## SOURCE TEXT
════════════════

Psalm 73

Psalm 73 reads like a commentary on today’s world. In America, we are seeing the demise of the middle class and a significant rise in poverty. We are watching the rich get immensely richer while the poor get significantly poorer.

Across the globe, across the ages this has been a terrible truth for most of the people on the planet.

The problem is not simply that some people are rich and others are poor. The problem is the arrogance, self-righteousness and indifference prosperity can create in a person. The problem is the deep inequities that diminish and devalue the very people who are made in God’s own image and likeness.

I was envious of the arrogant;
    I saw the prosperity of the wicked.

For they have no pain;
their bodies are sound and sleek.
They are not in trouble as others are;
they are not plagued like other people.
Therefore pride is their necklace;
violence covers them like a garment.
Their eyes swell out with fatness;
their hearts overflow with follies.
They scoff and speak with malice;
loftily they threaten oppression.
They set their mouths against heaven,
and their tongues range over the earth.

The oppression of the rich over the poor is as old as humankind itself.

But what is even more troubling is the applause and approval oligarchs often receive from the very people who are crushed and burdened by their practices and policies. We’ve heard the phrase: “voting against our interests” numerous times within the American context and there is something to that phenomenon that continues to baffle us.

Therefore the people turn and praise them
    and find no fault in them.
And they say, “How can God know?
    Is there knowledge in the Most High?”
Such are the wicked;
    always at ease, they increase in riches.

What is that about? How is it that poor people continue to trust rich people?

════════════════

## INPUT FOR THIS TASK
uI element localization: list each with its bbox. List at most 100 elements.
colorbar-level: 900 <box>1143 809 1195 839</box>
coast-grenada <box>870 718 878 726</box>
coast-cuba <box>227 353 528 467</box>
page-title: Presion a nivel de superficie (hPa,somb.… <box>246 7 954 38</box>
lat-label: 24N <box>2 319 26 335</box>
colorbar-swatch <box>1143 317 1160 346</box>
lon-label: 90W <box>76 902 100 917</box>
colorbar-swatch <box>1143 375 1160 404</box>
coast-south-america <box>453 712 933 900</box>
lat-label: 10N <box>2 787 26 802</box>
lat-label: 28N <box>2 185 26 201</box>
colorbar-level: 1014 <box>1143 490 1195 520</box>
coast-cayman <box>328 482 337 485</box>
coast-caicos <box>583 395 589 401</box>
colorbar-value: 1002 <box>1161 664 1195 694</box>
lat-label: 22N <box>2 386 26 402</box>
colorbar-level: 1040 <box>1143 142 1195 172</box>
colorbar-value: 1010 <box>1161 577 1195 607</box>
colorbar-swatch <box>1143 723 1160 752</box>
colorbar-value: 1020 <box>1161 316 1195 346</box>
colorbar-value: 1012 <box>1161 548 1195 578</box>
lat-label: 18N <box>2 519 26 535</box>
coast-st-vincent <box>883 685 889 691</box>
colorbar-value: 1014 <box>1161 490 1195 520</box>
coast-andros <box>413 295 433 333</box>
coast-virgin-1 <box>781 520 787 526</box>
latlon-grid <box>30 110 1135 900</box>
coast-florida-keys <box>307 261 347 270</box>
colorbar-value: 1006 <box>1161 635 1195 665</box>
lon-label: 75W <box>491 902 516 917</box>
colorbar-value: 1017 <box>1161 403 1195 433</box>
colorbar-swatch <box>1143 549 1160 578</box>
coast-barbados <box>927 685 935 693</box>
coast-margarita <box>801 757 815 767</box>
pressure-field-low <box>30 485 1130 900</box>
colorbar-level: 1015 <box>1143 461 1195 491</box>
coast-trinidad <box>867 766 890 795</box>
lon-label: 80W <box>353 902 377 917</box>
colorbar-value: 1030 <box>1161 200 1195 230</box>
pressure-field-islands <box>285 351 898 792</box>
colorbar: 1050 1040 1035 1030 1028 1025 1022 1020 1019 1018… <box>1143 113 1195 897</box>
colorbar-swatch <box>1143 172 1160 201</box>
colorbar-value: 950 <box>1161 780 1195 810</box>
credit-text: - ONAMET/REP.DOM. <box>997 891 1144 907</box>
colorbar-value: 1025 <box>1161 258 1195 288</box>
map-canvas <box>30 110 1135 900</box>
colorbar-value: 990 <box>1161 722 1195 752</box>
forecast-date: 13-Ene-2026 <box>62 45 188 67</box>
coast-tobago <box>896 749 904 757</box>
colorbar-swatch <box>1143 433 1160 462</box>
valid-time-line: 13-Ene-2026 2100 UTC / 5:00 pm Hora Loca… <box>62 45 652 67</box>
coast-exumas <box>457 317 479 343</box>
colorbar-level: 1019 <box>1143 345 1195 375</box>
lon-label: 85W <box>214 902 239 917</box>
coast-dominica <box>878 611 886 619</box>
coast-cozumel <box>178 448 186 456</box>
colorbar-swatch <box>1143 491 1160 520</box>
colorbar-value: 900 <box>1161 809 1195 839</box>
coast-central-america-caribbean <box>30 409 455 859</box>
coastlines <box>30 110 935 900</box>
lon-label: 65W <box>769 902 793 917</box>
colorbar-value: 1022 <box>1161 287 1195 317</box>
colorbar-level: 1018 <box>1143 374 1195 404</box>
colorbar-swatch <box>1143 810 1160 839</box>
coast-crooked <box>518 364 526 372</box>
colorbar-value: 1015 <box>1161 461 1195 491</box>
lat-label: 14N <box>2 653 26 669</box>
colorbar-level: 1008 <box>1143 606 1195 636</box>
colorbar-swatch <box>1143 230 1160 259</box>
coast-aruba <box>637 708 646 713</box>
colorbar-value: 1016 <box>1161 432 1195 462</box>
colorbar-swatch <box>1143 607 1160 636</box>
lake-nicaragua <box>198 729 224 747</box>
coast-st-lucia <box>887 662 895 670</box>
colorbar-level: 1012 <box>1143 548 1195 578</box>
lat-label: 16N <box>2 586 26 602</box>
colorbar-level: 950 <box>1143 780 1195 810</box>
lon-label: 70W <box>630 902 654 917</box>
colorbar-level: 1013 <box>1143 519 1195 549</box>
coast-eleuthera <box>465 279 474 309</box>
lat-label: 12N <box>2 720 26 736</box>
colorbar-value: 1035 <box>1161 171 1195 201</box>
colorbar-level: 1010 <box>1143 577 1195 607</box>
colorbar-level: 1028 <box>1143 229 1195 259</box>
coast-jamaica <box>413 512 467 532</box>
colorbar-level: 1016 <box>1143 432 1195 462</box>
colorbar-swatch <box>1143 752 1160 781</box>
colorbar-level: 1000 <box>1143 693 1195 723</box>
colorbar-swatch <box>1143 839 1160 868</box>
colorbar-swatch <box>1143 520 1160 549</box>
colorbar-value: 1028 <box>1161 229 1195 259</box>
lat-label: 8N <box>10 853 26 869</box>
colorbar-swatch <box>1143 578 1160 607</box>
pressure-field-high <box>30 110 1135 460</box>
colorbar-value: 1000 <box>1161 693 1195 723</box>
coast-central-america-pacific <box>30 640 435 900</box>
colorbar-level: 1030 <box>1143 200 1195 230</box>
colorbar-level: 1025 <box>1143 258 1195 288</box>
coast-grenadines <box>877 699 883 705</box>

════════════════

## PROBLEM SET
[A] Reproduce the entire Psalm 73 reflection word for word, without changing anything.
[B] List every row that contains the string "america", matching uppercase and lowercase exactly.

## PROBLEM SOLUTIONS
[A]
Psalm 73

Psalm 73 reads like a commentary on today’s world. In America, we are seeing the demise of the middle class and a significant rise in poverty. We are watching the rich get immensely richer while the poor get significantly poorer.

Across the globe, across the ages this has been a terrible truth for most of the people on the planet.

The problem is not simply that some people are rich and others are poor. The problem is the arrogance, self-righteousness and indifference prosperity can create in a person. The problem is the deep inequities that diminish and devalue the very people who are made in God’s own image and likeness.

I was envious of the arrogant;
    I saw the prosperity of the wicked.

For they have no pain;
their bodies are sound and sleek.
They are not in trouble as others are;
they are not plagued like other people.
Therefore pride is their necklace;
violence covers them like a garment.
Their eyes swell out with fatness;
their hearts overflow with follies.
They scoff and speak with malice;
loftily they threaten oppression.
They set their mouths against heaven,
and their tongues range over the earth.

The oppression of the rich over the poor is as old as humankind itself.

But what is even more troubling is the applause and approval oligarchs often receive from the very people who are crushed and burdened by their practices and policies. We’ve heard the phrase: “voting against our interests” numerous times within the American context and there is something to that phenomenon that continues to baffle us.

Therefore the people turn and praise them
    and find no fault in them.
And they say, “How can God know?
    Is there knowledge in the Most High?”
Such are the wicked;
    always at ease, they increase in riches.

What is that about? How is it that poor people continue to trust rich people?

[B]
coast-south-america <box>453 712 933 900</box>
coast-central-america-caribbean <box>30 409 455 859</box>
coast-central-america-pacific <box>30 640 435 900</box>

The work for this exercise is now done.